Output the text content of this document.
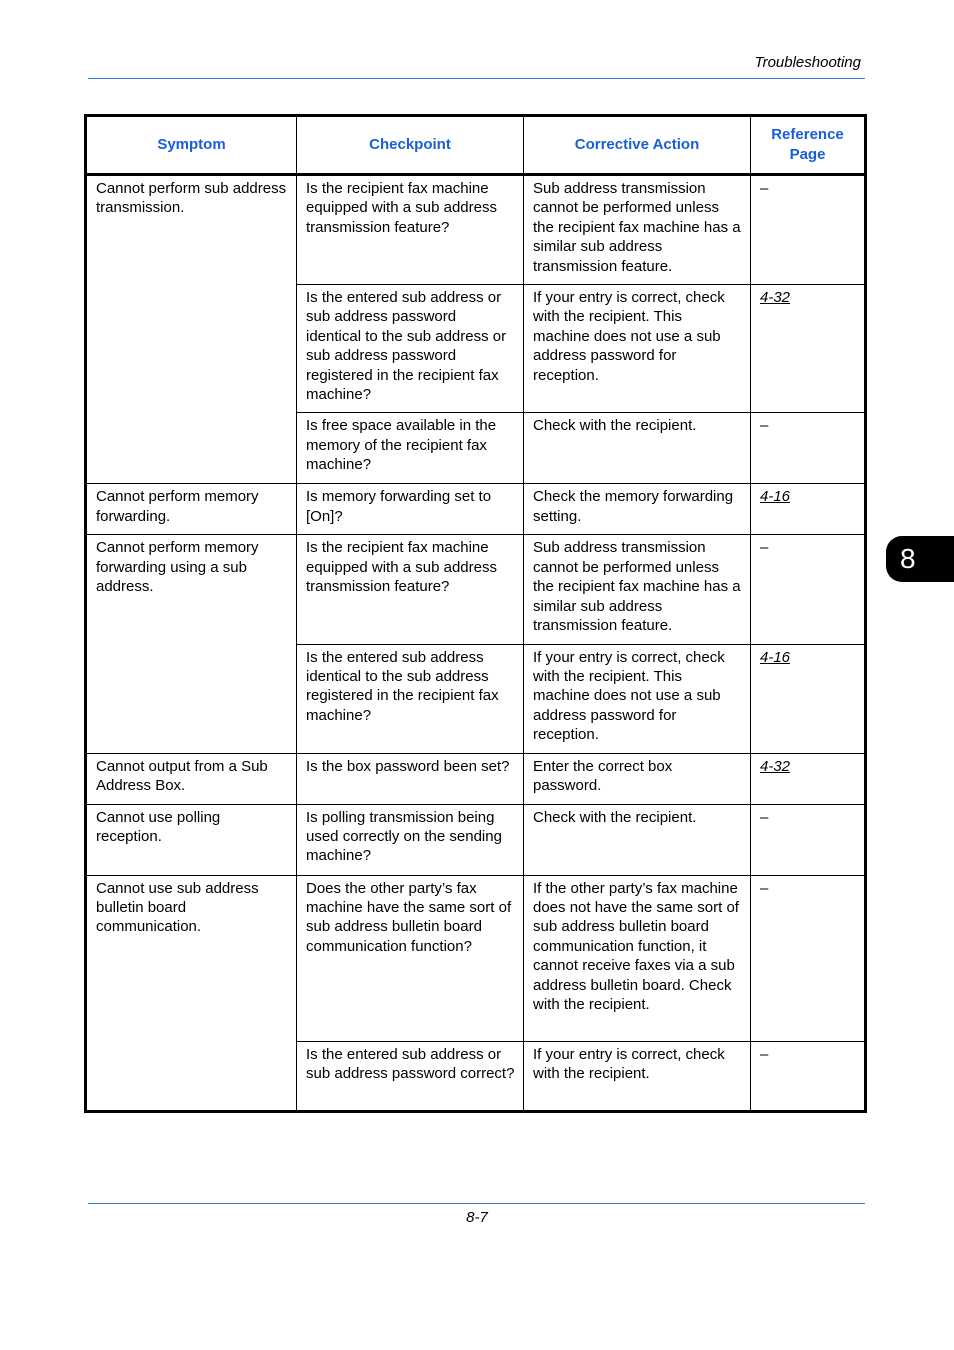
Troubleshooting
8
Symptom	Checkpoint	Corrective Action	Reference Page
Cannot perform sub address transmission.	Is the recipient fax machine equipped with a sub address transmission feature?	Sub address transmission cannot be performed unless the recipient fax machine has a similar sub address transmission feature.	–
	Is the entered sub address or sub address password identical to the sub address or sub address password registered in the recipient fax machine?	If your entry is correct, check with the recipient. This machine does not use a sub address password for reception.	4-32
	Is free space available in the memory of the recipient fax machine?	Check with the recipient.	–
Cannot perform memory forwarding.	Is memory forwarding set to [On]?	Check the memory forwarding setting.	4-16
Cannot perform memory forwarding using a sub address.	Is the recipient fax machine equipped with a sub address transmission feature?	Sub address transmission cannot be performed unless the recipient fax machine has a similar sub address transmission feature.	–
	Is the entered sub address identical to the sub address registered in the recipient fax machine?	If your entry is correct, check with the recipient. This machine does not use a sub address password for reception.	4-16
Cannot output from a Sub Address Box.	Is the box password been set?	Enter the correct box password.	4-32
Cannot use polling reception.	Is polling transmission being used correctly on the sending machine?	Check with the recipient.	–
Cannot use sub address bulletin board communication.	Does the other party’s fax machine have the same sort of sub address bulletin board communication function?	If the other party’s fax machine does not have the same sort of sub address bulletin board communication function, it cannot receive faxes via a sub address bulletin board. Check with the recipient.	–
	Is the entered sub address or sub address password correct?	If your entry is correct, check with the recipient.	–
8-7
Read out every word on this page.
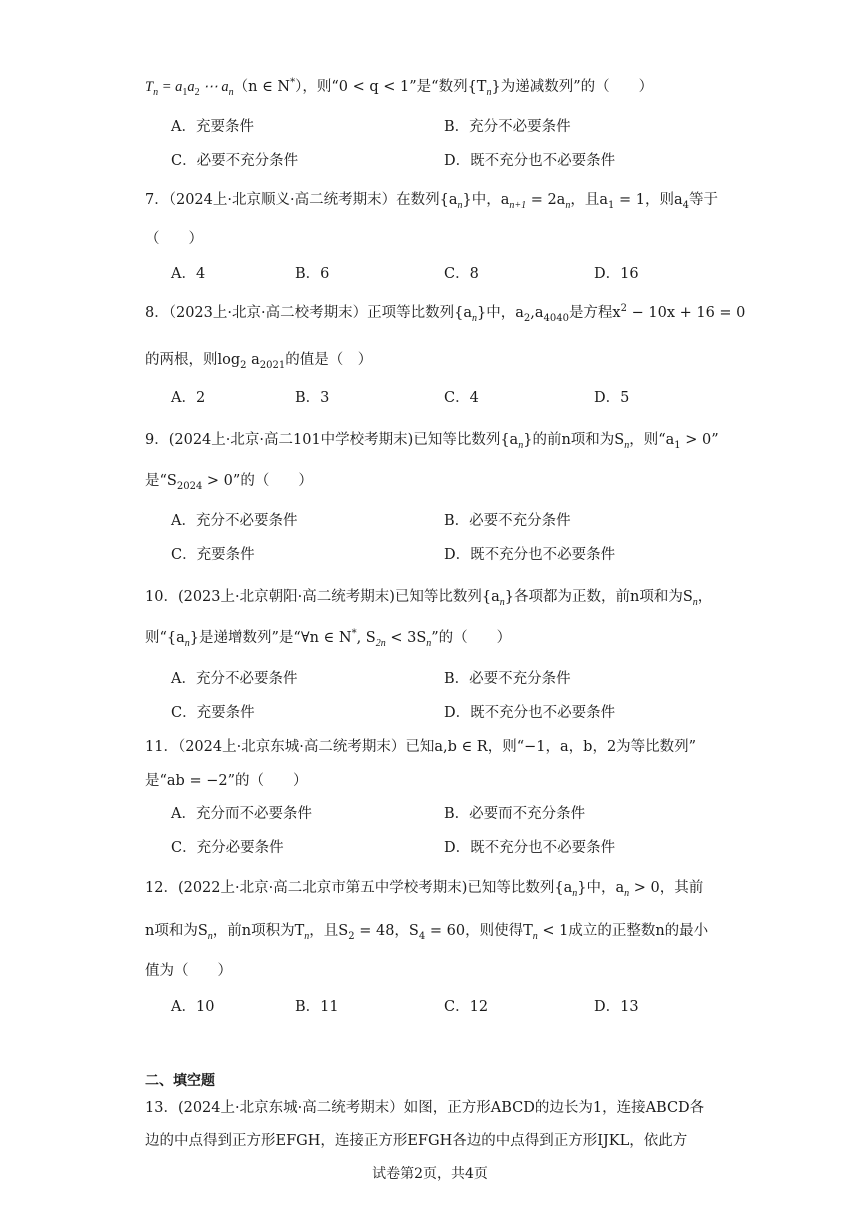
$T_n = a_1a_2$ ⋯ $a_n(n$ ∈ N*），则“0 < q < 1”是“数列$\{T_n\}$为递减数列”的（　　）
A．充要条件	B．充分不必要条件
C．必要不充分条件	D．既不充分也不必要条件
7．（2024上·北京顺义·高二统考期末）在数列$\{a_n\}$中，$a_{n+1} = 2a_n$，且$a_1 = 1$，则$a_4$等于
（　　）
A．4	B．6	C．8	D．16
8．（2023上·北京·高二校考期末）正项等比数列$\{a_n\}$中，$a_2,a_{4040}$是方程$x^2 - 10x + 16 = 0$
的两根，则$\log_2 a_{2021}$的值是（　）
A．2	B．3	C．4	D．5
9．(2024上·北京·高二101中学校考期末)已知等比数列$\{a_n\}$的前n项和为$S_n$，则“$a_1 > 0$”
是“$S_{2024} > 0$”的（　　）
A．充分不必要条件	B．必要不充分条件
C．充要条件	D．既不充分也不必要条件
10．(2023上·北京朝阳·高二统考期末)已知等比数列$\{a_n\}$各项都为正数，前n项和为$S_n$，
则“$\{a_n\}$是递增数列”是“∀n ∈ N*, $S_{2n} < 3S_n$”的（　　）
A．充分不必要条件	B．必要不充分条件
C．充要条件	D．既不充分也不必要条件
11．（2024上·北京东城·高二统考期末）已知a,b ∈ R，则“−1，a，b，2为等比数列”
是“ab = −2”的（　　）
A．充分而不必要条件	B．必要而不充分条件
C．充分必要条件	D．既不充分也不必要条件
12．(2022上·北京·高二北京市第五中学校考期末)已知等比数列$\{a_n\}$中，$a_n > 0$，其前
n项和为$S_n$，前n项积为$T_n$，且$S_2 = 48$，$S_4 = 60$，则使得$T_n < 1$成立的正整数n的最小
值为（　　）
A．10	B．11	C．12	D．13
二、填空题
13．(2024上·北京东城·高二统考期末）如图，正方形ABCD的边长为1，连接ABCD各
边的中点得到正方形EFGH，连接正方形EFGH各边的中点得到正方形IJKL，依此方
试卷第2页，共4页
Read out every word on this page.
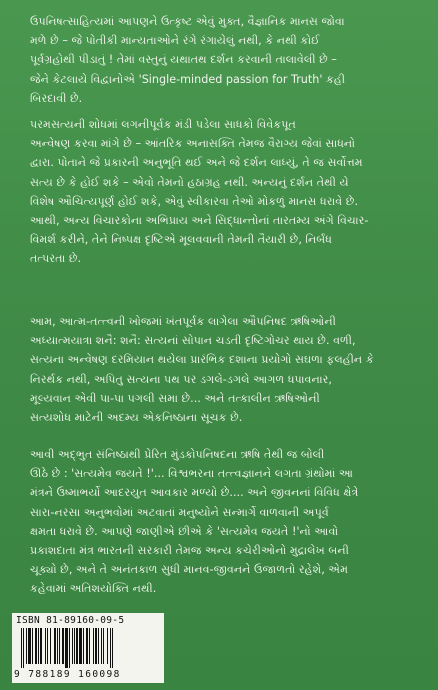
ઉપનિષત્સાહિત્યમાં આપણને ઉત્કૃષ્ટ એવું મુક્ત, વૈજ્ઞાનિક માનસ જોવા
મળે છે – જે પોતીકી માન્યતાઓને રંગે રંગાયેલું નથી, કે નથી કોઈ
પૂર્વગ્રહોથી પીડાતું ! તેમાં વસ્તુનું યથાતથ દર્શન કરવાની તાલાવેલી છે –
જેને કેટલાયે વિદ્વાનોએ 'Single-minded passion for Truth' કહી
બિરદાવી છે.
પરમસત્યની શોધમાં લગનીપૂર્વક મંડી પડેલા સાધકો વિવેકપૂત
અન્વેષણ કરવા માંગે છે – આંતરિક અનાસક્તિ તેમજ વૈરાગ્ય જેવાં સાધનો
દ્વારા. પોતાને જે પ્રકારની અનુભૂતિ થઈ અને જે દર્શન લાધ્યું, તે જ સર્વોત્તમ
સત્ય છે કે હોઈ શકે – એવો તેમનો હઠાગ્રહ નથી. અન્યનું દર્શન તેથી યે
વિશેષ ઔચિત્યપૂર્ણ હોઈ શકે, એવું સ્વીકારવા તેઓ મોકળું માનસ ધરાવે છે.
આથી, અન્ય વિચારકોના અભિપ્રાય અને સિદ્ધાન્તોનાં તારતમ્ય અંગે વિચાર-
વિમર્શ કરીને, તેને નિષ્પક્ષ દૃષ્ટિએ મૂલવવાની તેમની તૈયારી છે, નિર્બંધ
તત્પરતા છે.
આમ, આત્મ-તત્ત્વની ખોજમાં ખંતપૂર્વક લાગેલા ઔપનિષદ ઋષિઓની
અધ્યાત્મયાત્રા શનૈ: શનૈ: સત્યનાં સોપાન ચડતી દૃષ્ટિગોચર થાય છે. વળી,
સત્યના અન્વેષણ દરમિયાન થયેલા પ્રારંભિક દશાના પ્રયોગો સઘળા ફલહીન કે
નિરર્થક નથી, અપિતુ સત્યના પથ પર ડગલે-ડગલે આગળ ધપાવનાર,
મૂલ્યવાન એવી પા-પા પગલી સમા છે... અને તત્કાલીન ઋષિઓની
સત્યશોધ માટેની અદમ્ય એકનિષ્ઠાના સૂચક છે.
આવી અદ્ભુત સંનિષ્ઠાથી પ્રેરિત મુંડકોપનિષદના ઋષિ તેથી જ બોલી
ઊઠે છે : 'સત્યમેવ જયતે !'... વિશ્વભરના તત્ત્વજ્ઞાનને લગતા ગ્રંથોમાં આ
મંત્રને ઉષ્માભર્યો આદરયુત આવકાર મળ્યો છે.... અને જીવનનાં વિવિધ ક્ષેત્રે
સારા-નરસા અનુભવોમાં અટવાતાં મનુષ્યોને સન્માર્ગે વાળવાની અપૂર્વ
ક્ષમતા ધરાવે છે. આપણે જાણીએ છીએ કે 'સત્યમેવ જયતે !'નો આવો
પ્રકાશદાતા મંત્ર ભારતની સરકારી તેમજ અન્ય કચેરીઓનો મુદ્રાલેખ બની
ચૂક્યો છે, અને તે અનંતકાળ સુધી માનવ-જીવનને ઉજાળતો રહેશે, એમ
કહેવામાં અતિશયોક્તિ નથી.
ISBN 81-89160-09-5
9 788189 160098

> **Problem statement**
Extract all lines from the material above that include the word "unless".

> **Full output**
Cannot perform sub address transmission.	Is the recipient fax machine equipped with a sub address transmission feature?	Sub address transmission cannot be performed unless the recipient fax machine has a similar sub address transmission feature.	–
Cannot perform memory forwarding using a sub address.	Is the recipient fax machine equipped with a sub address transmission feature?	Sub address transmission cannot be performed unless the recipient fax machine has a similar sub address transmission feature.	–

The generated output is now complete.